What the task requires: Extract every entry word for word.

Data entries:
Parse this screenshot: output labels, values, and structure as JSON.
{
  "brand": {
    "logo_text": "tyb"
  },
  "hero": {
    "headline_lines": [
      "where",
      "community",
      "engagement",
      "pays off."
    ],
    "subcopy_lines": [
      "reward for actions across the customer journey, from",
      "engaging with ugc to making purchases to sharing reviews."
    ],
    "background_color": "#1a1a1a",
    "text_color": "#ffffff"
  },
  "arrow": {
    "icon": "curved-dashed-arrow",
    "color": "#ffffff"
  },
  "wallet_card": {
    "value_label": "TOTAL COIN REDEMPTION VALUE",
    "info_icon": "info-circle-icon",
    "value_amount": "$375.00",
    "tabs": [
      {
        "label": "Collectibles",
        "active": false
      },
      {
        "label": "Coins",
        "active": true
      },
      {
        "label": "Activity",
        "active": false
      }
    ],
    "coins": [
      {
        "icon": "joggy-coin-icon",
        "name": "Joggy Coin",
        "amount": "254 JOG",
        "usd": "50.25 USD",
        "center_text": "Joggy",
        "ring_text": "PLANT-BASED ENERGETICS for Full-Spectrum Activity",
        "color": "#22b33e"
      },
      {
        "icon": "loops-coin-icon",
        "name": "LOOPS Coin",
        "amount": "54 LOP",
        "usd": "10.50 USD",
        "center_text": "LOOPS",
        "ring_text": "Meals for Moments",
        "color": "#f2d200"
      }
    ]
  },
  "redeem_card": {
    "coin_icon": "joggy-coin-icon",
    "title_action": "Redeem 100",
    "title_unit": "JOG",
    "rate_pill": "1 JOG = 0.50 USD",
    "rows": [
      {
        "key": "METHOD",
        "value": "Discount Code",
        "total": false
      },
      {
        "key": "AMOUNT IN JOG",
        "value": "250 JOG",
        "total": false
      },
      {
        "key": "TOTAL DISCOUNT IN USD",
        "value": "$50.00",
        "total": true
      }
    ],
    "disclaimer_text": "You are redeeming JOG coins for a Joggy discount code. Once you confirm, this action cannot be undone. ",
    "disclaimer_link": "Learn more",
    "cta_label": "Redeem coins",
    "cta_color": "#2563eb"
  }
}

Response to the exercise:
Parse this screenshot: output labels, values, and structure as JSON.
{
  "brand": {
    "logo_text": "tyb"
  },
  "hero": {
    "headline_lines": [
      "where",
      "community",
      "engagement",
      "pays off."
    ],
    "subcopy_lines": [
      "reward for actions across the customer journey, from",
      "engaging with ugc to making purchases to sharing reviews."
    ],
    "background_color": "#1a1a1a",
    "text_color": "#ffffff"
  },
  "arrow": {
    "icon": "curved-dashed-arrow",
    "color": "#ffffff"
  },
  "wallet_card": {
    "value_label": "TOTAL COIN REDEMPTION VALUE",
    "info_icon": "info-circle-icon",
    "value_amount": "$375.00",
    "tabs": [
      {
        "label": "Collectibles",
        "active": false
      },
      {
        "label": "Coins",
        "active": true
      },
      {
        "label": "Activity",
        "active": false
      }
    ],
    "coins": [
      {
        "icon": "joggy-coin-icon",
        "name": "Joggy Coin",
        "amount": "254 JOG",
        "usd": "50.25 USD",
        "center_text": "Joggy",
        "ring_text": "PLANT-BASED ENERGETICS for Full-Spectrum Activity",
        "color": "#22b33e"
      },
      {
        "icon": "loops-coin-icon",
        "name": "LOOPS Coin",
        "amount": "54 LOP",
        "usd": "10.50 USD",
        "center_text": "LOOPS",
        "ring_text": "Meals for Moments",
        "color": "#f2d200"
      }
    ]
  },
  "redeem_card": {
    "coin_icon": "joggy-coin-icon",
    "title_action": "Redeem 100",
    "title_unit": "JOG",
    "rate_pill": "1 JOG = 0.50 USD",
    "rows": [
      {
        "key": "METHOD",
        "value": "Discount Code",
        "total": false
      },
      {
        "key": "AMOUNT IN JOG",
        "value": "250 JOG",
        "total": false
      },
      {
        "key": "TOTAL DISCOUNT IN USD",
        "value": "$50.00",
        "total": true
      }
    ],
    "disclaimer_text": "You are redeeming JOG coins for a Joggy discount code. Once you confirm, this action cannot be undone. ",
    "disclaimer_link": "Learn more",
    "cta_label": "Redeem coins",
    "cta_color": "#2563eb"
  }
}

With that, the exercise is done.